* _Given entries_:
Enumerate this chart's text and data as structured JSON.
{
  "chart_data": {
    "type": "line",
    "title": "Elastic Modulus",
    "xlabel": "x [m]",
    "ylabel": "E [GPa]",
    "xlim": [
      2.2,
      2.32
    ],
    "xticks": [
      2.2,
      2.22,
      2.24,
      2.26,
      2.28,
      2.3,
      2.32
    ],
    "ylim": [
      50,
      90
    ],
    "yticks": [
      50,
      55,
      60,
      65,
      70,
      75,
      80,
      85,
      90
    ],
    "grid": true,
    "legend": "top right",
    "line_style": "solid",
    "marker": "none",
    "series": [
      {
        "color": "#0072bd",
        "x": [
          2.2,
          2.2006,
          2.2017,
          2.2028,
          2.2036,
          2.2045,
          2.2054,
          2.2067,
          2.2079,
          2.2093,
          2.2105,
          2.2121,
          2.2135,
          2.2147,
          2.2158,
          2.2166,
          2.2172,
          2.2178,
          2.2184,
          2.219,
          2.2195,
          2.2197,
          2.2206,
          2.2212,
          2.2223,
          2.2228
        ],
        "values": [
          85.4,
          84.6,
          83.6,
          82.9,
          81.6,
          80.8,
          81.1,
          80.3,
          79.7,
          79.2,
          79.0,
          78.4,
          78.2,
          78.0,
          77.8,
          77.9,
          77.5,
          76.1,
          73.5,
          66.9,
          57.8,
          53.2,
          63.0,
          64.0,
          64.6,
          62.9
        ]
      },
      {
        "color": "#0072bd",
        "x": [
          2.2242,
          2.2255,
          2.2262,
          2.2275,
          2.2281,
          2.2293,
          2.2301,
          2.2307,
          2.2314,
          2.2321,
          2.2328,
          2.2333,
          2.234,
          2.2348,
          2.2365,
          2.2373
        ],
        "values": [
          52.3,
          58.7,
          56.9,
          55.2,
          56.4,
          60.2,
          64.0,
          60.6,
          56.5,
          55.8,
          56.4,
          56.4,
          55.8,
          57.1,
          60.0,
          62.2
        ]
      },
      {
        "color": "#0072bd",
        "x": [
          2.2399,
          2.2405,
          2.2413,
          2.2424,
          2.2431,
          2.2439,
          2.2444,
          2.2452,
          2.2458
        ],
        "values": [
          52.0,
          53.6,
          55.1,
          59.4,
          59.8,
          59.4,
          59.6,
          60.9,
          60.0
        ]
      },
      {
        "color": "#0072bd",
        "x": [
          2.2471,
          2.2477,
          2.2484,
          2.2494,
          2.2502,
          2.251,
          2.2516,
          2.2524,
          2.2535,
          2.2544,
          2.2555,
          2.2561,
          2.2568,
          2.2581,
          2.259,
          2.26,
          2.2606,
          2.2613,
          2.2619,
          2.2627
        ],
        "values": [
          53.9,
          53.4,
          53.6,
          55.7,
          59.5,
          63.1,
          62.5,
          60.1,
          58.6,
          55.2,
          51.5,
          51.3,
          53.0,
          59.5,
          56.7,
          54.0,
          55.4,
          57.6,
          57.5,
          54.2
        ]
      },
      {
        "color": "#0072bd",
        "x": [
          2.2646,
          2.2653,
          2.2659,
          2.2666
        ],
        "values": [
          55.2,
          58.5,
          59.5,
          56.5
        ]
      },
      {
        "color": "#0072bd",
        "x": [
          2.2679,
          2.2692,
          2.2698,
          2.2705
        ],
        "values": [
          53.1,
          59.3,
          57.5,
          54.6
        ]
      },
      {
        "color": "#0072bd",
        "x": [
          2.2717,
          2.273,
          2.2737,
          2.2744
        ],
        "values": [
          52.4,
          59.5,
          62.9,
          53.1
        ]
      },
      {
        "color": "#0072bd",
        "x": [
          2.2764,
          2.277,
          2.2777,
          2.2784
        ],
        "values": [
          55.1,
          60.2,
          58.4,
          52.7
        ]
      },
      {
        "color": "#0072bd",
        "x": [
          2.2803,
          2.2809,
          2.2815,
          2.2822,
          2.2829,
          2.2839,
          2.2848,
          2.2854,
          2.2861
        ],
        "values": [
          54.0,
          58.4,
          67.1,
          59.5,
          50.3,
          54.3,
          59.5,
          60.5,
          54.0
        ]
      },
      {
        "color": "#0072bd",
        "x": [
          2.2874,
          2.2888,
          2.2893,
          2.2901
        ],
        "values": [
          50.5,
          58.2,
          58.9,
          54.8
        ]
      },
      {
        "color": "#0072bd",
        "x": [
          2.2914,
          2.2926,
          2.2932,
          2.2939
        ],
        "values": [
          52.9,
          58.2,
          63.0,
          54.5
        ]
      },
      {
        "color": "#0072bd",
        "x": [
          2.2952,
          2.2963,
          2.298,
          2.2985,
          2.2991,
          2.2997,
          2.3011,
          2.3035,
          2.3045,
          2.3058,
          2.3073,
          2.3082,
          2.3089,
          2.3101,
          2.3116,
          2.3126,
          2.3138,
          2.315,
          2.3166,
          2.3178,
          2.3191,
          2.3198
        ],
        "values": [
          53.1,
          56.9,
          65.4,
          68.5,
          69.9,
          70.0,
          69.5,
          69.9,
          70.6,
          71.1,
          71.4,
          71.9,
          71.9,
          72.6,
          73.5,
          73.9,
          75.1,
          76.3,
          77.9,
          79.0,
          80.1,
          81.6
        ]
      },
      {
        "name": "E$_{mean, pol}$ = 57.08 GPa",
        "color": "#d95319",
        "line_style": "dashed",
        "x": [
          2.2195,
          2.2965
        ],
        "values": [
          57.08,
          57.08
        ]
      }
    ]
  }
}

* _Problem_: Give the data again, exactly as it stands.

* _Answer below_:
Enumerate this chart's text and data as structured JSON.
{
  "chart_data": {
    "type": "line",
    "title": "Elastic Modulus",
    "xlabel": "x [m]",
    "ylabel": "E [GPa]",
    "xlim": [
      2.2,
      2.32
    ],
    "xticks": [
      2.2,
      2.22,
      2.24,
      2.26,
      2.28,
      2.3,
      2.32
    ],
    "ylim": [
      50,
      90
    ],
    "yticks": [
      50,
      55,
      60,
      65,
      70,
      75,
      80,
      85,
      90
    ],
    "grid": true,
    "legend": "top right",
    "line_style": "solid",
    "marker": "none",
    "series": [
      {
        "color": "#0072bd",
        "x": [
          2.2,
          2.2006,
          2.2017,
          2.2028,
          2.2036,
          2.2045,
          2.2054,
          2.2067,
          2.2079,
          2.2093,
          2.2105,
          2.2121,
          2.2135,
          2.2147,
          2.2158,
          2.2166,
          2.2172,
          2.2178,
          2.2184,
          2.219,
          2.2195,
          2.2197,
          2.2206,
          2.2212,
          2.2223,
          2.2228
        ],
        "values": [
          85.4,
          84.6,
          83.6,
          82.9,
          81.6,
          80.8,
          81.1,
          80.3,
          79.7,
          79.2,
          79.0,
          78.4,
          78.2,
          78.0,
          77.8,
          77.9,
          77.5,
          76.1,
          73.5,
          66.9,
          57.8,
          53.2,
          63.0,
          64.0,
          64.6,
          62.9
        ]
      },
      {
        "color": "#0072bd",
        "x": [
          2.2242,
          2.2255,
          2.2262,
          2.2275,
          2.2281,
          2.2293,
          2.2301,
          2.2307,
          2.2314,
          2.2321,
          2.2328,
          2.2333,
          2.234,
          2.2348,
          2.2365,
          2.2373
        ],
        "values": [
          52.3,
          58.7,
          56.9,
          55.2,
          56.4,
          60.2,
          64.0,
          60.6,
          56.5,
          55.8,
          56.4,
          56.4,
          55.8,
          57.1,
          60.0,
          62.2
        ]
      },
      {
        "color": "#0072bd",
        "x": [
          2.2399,
          2.2405,
          2.2413,
          2.2424,
          2.2431,
          2.2439,
          2.2444,
          2.2452,
          2.2458
        ],
        "values": [
          52.0,
          53.6,
          55.1,
          59.4,
          59.8,
          59.4,
          59.6,
          60.9,
          60.0
        ]
      },
      {
        "color": "#0072bd",
        "x": [
          2.2471,
          2.2477,
          2.2484,
          2.2494,
          2.2502,
          2.251,
          2.2516,
          2.2524,
          2.2535,
          2.2544,
          2.2555,
          2.2561,
          2.2568,
          2.2581,
          2.259,
          2.26,
          2.2606,
          2.2613,
          2.2619,
          2.2627
        ],
        "values": [
          53.9,
          53.4,
          53.6,
          55.7,
          59.5,
          63.1,
          62.5,
          60.1,
          58.6,
          55.2,
          51.5,
          51.3,
          53.0,
          59.5,
          56.7,
          54.0,
          55.4,
          57.6,
          57.5,
          54.2
        ]
      },
      {
        "color": "#0072bd",
        "x": [
          2.2646,
          2.2653,
          2.2659,
          2.2666
        ],
        "values": [
          55.2,
          58.5,
          59.5,
          56.5
        ]
      },
      {
        "color": "#0072bd",
        "x": [
          2.2679,
          2.2692,
          2.2698,
          2.2705
        ],
        "values": [
          53.1,
          59.3,
          57.5,
          54.6
        ]
      },
      {
        "color": "#0072bd",
        "x": [
          2.2717,
          2.273,
          2.2737,
          2.2744
        ],
        "values": [
          52.4,
          59.5,
          62.9,
          53.1
        ]
      },
      {
        "color": "#0072bd",
        "x": [
          2.2764,
          2.277,
          2.2777,
          2.2784
        ],
        "values": [
          55.1,
          60.2,
          58.4,
          52.7
        ]
      },
      {
        "color": "#0072bd",
        "x": [
          2.2803,
          2.2809,
          2.2815,
          2.2822,
          2.2829,
          2.2839,
          2.2848,
          2.2854,
          2.2861
        ],
        "values": [
          54.0,
          58.4,
          67.1,
          59.5,
          50.3,
          54.3,
          59.5,
          60.5,
          54.0
        ]
      },
      {
        "color": "#0072bd",
        "x": [
          2.2874,
          2.2888,
          2.2893,
          2.2901
        ],
        "values": [
          50.5,
          58.2,
          58.9,
          54.8
        ]
      },
      {
        "color": "#0072bd",
        "x": [
          2.2914,
          2.2926,
          2.2932,
          2.2939
        ],
        "values": [
          52.9,
          58.2,
          63.0,
          54.5
        ]
      },
      {
        "color": "#0072bd",
        "x": [
          2.2952,
          2.2963,
          2.298,
          2.2985,
          2.2991,
          2.2997,
          2.3011,
          2.3035,
          2.3045,
          2.3058,
          2.3073,
          2.3082,
          2.3089,
          2.3101,
          2.3116,
          2.3126,
          2.3138,
          2.315,
          2.3166,
          2.3178,
          2.3191,
          2.3198
        ],
        "values": [
          53.1,
          56.9,
          65.4,
          68.5,
          69.9,
          70.0,
          69.5,
          69.9,
          70.6,
          71.1,
          71.4,
          71.9,
          71.9,
          72.6,
          73.5,
          73.9,
          75.1,
          76.3,
          77.9,
          79.0,
          80.1,
          81.6
        ]
      },
      {
        "name": "E$_{mean, pol}$ = 57.08 GPa",
        "color": "#d95319",
        "line_style": "dashed",
        "x": [
          2.2195,
          2.2965
        ],
        "values": [
          57.08,
          57.08
        ]
      }
    ]
  }
}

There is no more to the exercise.